WHAT TO PRODUCE
Quote the listing below in its entirety.

STORED RECORDS
↓↓↓

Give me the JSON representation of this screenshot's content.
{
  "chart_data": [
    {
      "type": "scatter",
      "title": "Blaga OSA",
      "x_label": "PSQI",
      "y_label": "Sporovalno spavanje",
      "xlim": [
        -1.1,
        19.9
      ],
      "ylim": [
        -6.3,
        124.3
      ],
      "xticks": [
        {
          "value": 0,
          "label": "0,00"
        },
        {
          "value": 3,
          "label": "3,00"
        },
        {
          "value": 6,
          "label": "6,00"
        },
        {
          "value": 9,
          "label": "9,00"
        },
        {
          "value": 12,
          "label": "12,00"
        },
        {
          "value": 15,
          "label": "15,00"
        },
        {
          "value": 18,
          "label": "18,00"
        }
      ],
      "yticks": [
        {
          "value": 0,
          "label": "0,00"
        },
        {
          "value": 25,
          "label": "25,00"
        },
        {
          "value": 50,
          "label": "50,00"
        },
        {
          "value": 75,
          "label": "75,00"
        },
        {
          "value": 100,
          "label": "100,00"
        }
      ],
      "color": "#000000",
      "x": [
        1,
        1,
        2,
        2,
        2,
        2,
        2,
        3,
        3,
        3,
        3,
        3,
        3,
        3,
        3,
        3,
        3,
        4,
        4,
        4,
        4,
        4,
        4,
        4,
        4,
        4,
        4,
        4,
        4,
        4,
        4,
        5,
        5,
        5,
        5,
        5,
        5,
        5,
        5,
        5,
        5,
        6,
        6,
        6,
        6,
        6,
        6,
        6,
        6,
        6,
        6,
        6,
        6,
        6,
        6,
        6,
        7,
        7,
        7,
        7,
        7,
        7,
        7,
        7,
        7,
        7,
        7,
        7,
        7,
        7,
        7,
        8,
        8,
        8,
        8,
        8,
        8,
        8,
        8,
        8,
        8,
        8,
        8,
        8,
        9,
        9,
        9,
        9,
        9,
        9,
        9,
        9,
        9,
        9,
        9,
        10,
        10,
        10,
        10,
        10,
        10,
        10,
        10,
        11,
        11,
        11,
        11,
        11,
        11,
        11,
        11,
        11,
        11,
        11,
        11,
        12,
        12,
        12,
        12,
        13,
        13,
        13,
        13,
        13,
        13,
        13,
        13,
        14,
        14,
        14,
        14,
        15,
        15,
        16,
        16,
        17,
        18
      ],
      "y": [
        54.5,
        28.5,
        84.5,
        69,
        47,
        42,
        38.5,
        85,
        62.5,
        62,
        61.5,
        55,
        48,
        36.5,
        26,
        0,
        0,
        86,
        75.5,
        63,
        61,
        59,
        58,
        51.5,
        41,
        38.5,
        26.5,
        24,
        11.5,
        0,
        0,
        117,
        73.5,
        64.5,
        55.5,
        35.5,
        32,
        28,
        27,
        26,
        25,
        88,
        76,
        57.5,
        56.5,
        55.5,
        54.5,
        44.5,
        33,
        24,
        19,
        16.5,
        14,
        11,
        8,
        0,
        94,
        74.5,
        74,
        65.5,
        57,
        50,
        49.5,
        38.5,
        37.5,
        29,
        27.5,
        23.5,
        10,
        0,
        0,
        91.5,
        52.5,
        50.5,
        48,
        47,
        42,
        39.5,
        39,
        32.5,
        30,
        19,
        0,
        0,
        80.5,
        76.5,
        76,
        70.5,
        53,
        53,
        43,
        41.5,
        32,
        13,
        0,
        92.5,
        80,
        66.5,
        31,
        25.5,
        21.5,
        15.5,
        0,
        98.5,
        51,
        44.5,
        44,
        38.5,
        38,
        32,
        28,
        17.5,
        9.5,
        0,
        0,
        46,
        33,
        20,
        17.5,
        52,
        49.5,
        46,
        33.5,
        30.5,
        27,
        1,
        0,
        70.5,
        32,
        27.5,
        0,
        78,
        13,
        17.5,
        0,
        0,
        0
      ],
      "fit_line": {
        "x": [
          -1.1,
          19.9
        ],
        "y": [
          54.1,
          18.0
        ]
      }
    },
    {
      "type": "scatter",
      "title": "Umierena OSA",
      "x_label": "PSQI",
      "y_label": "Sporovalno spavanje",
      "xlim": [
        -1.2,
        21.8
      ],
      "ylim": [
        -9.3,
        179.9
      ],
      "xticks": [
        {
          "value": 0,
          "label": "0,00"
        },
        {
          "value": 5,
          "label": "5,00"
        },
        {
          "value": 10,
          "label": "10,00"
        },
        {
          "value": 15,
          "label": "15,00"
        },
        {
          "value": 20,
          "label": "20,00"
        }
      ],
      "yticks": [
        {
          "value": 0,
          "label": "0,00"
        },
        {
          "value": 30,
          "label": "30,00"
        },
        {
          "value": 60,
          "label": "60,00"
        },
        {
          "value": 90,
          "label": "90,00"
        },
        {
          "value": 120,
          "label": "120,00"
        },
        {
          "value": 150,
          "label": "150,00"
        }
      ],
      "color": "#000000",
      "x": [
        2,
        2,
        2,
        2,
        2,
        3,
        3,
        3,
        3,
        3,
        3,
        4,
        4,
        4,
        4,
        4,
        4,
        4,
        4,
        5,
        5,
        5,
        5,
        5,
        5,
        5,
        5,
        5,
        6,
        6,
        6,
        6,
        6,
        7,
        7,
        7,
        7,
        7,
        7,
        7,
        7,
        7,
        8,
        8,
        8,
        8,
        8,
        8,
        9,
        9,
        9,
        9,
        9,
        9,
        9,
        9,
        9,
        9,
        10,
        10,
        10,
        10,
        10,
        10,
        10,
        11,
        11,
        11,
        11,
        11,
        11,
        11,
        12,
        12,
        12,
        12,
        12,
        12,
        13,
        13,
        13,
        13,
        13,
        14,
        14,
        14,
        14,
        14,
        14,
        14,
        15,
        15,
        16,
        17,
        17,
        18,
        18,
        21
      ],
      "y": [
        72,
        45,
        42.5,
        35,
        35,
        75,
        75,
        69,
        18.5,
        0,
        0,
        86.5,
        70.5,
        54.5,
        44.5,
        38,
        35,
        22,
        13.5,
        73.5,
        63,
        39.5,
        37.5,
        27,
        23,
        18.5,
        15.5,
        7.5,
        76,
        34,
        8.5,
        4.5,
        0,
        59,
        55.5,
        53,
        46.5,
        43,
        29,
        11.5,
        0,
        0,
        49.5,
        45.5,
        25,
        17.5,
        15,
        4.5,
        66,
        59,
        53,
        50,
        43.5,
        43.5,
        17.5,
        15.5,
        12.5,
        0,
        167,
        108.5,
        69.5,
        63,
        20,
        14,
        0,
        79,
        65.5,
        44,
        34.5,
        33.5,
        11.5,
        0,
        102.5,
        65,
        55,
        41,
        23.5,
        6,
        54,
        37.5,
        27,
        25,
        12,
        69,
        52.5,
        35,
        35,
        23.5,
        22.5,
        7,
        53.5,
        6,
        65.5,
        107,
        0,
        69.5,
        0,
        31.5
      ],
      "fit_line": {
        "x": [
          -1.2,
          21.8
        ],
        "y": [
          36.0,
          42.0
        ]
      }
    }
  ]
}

↑↑↑

EXERCISE RESPONSE
Give me the JSON representation of this screenshot's content.
{
  "chart_data": [
    {
      "type": "scatter",
      "title": "Blaga OSA",
      "x_label": "PSQI",
      "y_label": "Sporovalno spavanje",
      "xlim": [
        -1.1,
        19.9
      ],
      "ylim": [
        -6.3,
        124.3
      ],
      "xticks": [
        {
          "value": 0,
          "label": "0,00"
        },
        {
          "value": 3,
          "label": "3,00"
        },
        {
          "value": 6,
          "label": "6,00"
        },
        {
          "value": 9,
          "label": "9,00"
        },
        {
          "value": 12,
          "label": "12,00"
        },
        {
          "value": 15,
          "label": "15,00"
        },
        {
          "value": 18,
          "label": "18,00"
        }
      ],
      "yticks": [
        {
          "value": 0,
          "label": "0,00"
        },
        {
          "value": 25,
          "label": "25,00"
        },
        {
          "value": 50,
          "label": "50,00"
        },
        {
          "value": 75,
          "label": "75,00"
        },
        {
          "value": 100,
          "label": "100,00"
        }
      ],
      "color": "#000000",
      "x": [
        1,
        1,
        2,
        2,
        2,
        2,
        2,
        3,
        3,
        3,
        3,
        3,
        3,
        3,
        3,
        3,
        3,
        4,
        4,
        4,
        4,
        4,
        4,
        4,
        4,
        4,
        4,
        4,
        4,
        4,
        4,
        5,
        5,
        5,
        5,
        5,
        5,
        5,
        5,
        5,
        5,
        6,
        6,
        6,
        6,
        6,
        6,
        6,
        6,
        6,
        6,
        6,
        6,
        6,
        6,
        6,
        7,
        7,
        7,
        7,
        7,
        7,
        7,
        7,
        7,
        7,
        7,
        7,
        7,
        7,
        7,
        8,
        8,
        8,
        8,
        8,
        8,
        8,
        8,
        8,
        8,
        8,
        8,
        8,
        9,
        9,
        9,
        9,
        9,
        9,
        9,
        9,
        9,
        9,
        9,
        10,
        10,
        10,
        10,
        10,
        10,
        10,
        10,
        11,
        11,
        11,
        11,
        11,
        11,
        11,
        11,
        11,
        11,
        11,
        11,
        12,
        12,
        12,
        12,
        13,
        13,
        13,
        13,
        13,
        13,
        13,
        13,
        14,
        14,
        14,
        14,
        15,
        15,
        16,
        16,
        17,
        18
      ],
      "y": [
        54.5,
        28.5,
        84.5,
        69,
        47,
        42,
        38.5,
        85,
        62.5,
        62,
        61.5,
        55,
        48,
        36.5,
        26,
        0,
        0,
        86,
        75.5,
        63,
        61,
        59,
        58,
        51.5,
        41,
        38.5,
        26.5,
        24,
        11.5,
        0,
        0,
        117,
        73.5,
        64.5,
        55.5,
        35.5,
        32,
        28,
        27,
        26,
        25,
        88,
        76,
        57.5,
        56.5,
        55.5,
        54.5,
        44.5,
        33,
        24,
        19,
        16.5,
        14,
        11,
        8,
        0,
        94,
        74.5,
        74,
        65.5,
        57,
        50,
        49.5,
        38.5,
        37.5,
        29,
        27.5,
        23.5,
        10,
        0,
        0,
        91.5,
        52.5,
        50.5,
        48,
        47,
        42,
        39.5,
        39,
        32.5,
        30,
        19,
        0,
        0,
        80.5,
        76.5,
        76,
        70.5,
        53,
        53,
        43,
        41.5,
        32,
        13,
        0,
        92.5,
        80,
        66.5,
        31,
        25.5,
        21.5,
        15.5,
        0,
        98.5,
        51,
        44.5,
        44,
        38.5,
        38,
        32,
        28,
        17.5,
        9.5,
        0,
        0,
        46,
        33,
        20,
        17.5,
        52,
        49.5,
        46,
        33.5,
        30.5,
        27,
        1,
        0,
        70.5,
        32,
        27.5,
        0,
        78,
        13,
        17.5,
        0,
        0,
        0
      ],
      "fit_line": {
        "x": [
          -1.1,
          19.9
        ],
        "y": [
          54.1,
          18.0
        ]
      }
    },
    {
      "type": "scatter",
      "title": "Umierena OSA",
      "x_label": "PSQI",
      "y_label": "Sporovalno spavanje",
      "xlim": [
        -1.2,
        21.8
      ],
      "ylim": [
        -9.3,
        179.9
      ],
      "xticks": [
        {
          "value": 0,
          "label": "0,00"
        },
        {
          "value": 5,
          "label": "5,00"
        },
        {
          "value": 10,
          "label": "10,00"
        },
        {
          "value": 15,
          "label": "15,00"
        },
        {
          "value": 20,
          "label": "20,00"
        }
      ],
      "yticks": [
        {
          "value": 0,
          "label": "0,00"
        },
        {
          "value": 30,
          "label": "30,00"
        },
        {
          "value": 60,
          "label": "60,00"
        },
        {
          "value": 90,
          "label": "90,00"
        },
        {
          "value": 120,
          "label": "120,00"
        },
        {
          "value": 150,
          "label": "150,00"
        }
      ],
      "color": "#000000",
      "x": [
        2,
        2,
        2,
        2,
        2,
        3,
        3,
        3,
        3,
        3,
        3,
        4,
        4,
        4,
        4,
        4,
        4,
        4,
        4,
        5,
        5,
        5,
        5,
        5,
        5,
        5,
        5,
        5,
        6,
        6,
        6,
        6,
        6,
        7,
        7,
        7,
        7,
        7,
        7,
        7,
        7,
        7,
        8,
        8,
        8,
        8,
        8,
        8,
        9,
        9,
        9,
        9,
        9,
        9,
        9,
        9,
        9,
        9,
        10,
        10,
        10,
        10,
        10,
        10,
        10,
        11,
        11,
        11,
        11,
        11,
        11,
        11,
        12,
        12,
        12,
        12,
        12,
        12,
        13,
        13,
        13,
        13,
        13,
        14,
        14,
        14,
        14,
        14,
        14,
        14,
        15,
        15,
        16,
        17,
        17,
        18,
        18,
        21
      ],
      "y": [
        72,
        45,
        42.5,
        35,
        35,
        75,
        75,
        69,
        18.5,
        0,
        0,
        86.5,
        70.5,
        54.5,
        44.5,
        38,
        35,
        22,
        13.5,
        73.5,
        63,
        39.5,
        37.5,
        27,
        23,
        18.5,
        15.5,
        7.5,
        76,
        34,
        8.5,
        4.5,
        0,
        59,
        55.5,
        53,
        46.5,
        43,
        29,
        11.5,
        0,
        0,
        49.5,
        45.5,
        25,
        17.5,
        15,
        4.5,
        66,
        59,
        53,
        50,
        43.5,
        43.5,
        17.5,
        15.5,
        12.5,
        0,
        167,
        108.5,
        69.5,
        63,
        20,
        14,
        0,
        79,
        65.5,
        44,
        34.5,
        33.5,
        11.5,
        0,
        102.5,
        65,
        55,
        41,
        23.5,
        6,
        54,
        37.5,
        27,
        25,
        12,
        69,
        52.5,
        35,
        35,
        23.5,
        22.5,
        7,
        53.5,
        6,
        65.5,
        107,
        0,
        69.5,
        0,
        31.5
      ],
      "fit_line": {
        "x": [
          -1.2,
          21.8
        ],
        "y": [
          36.0,
          42.0
        ]
      }
    }
  ]
}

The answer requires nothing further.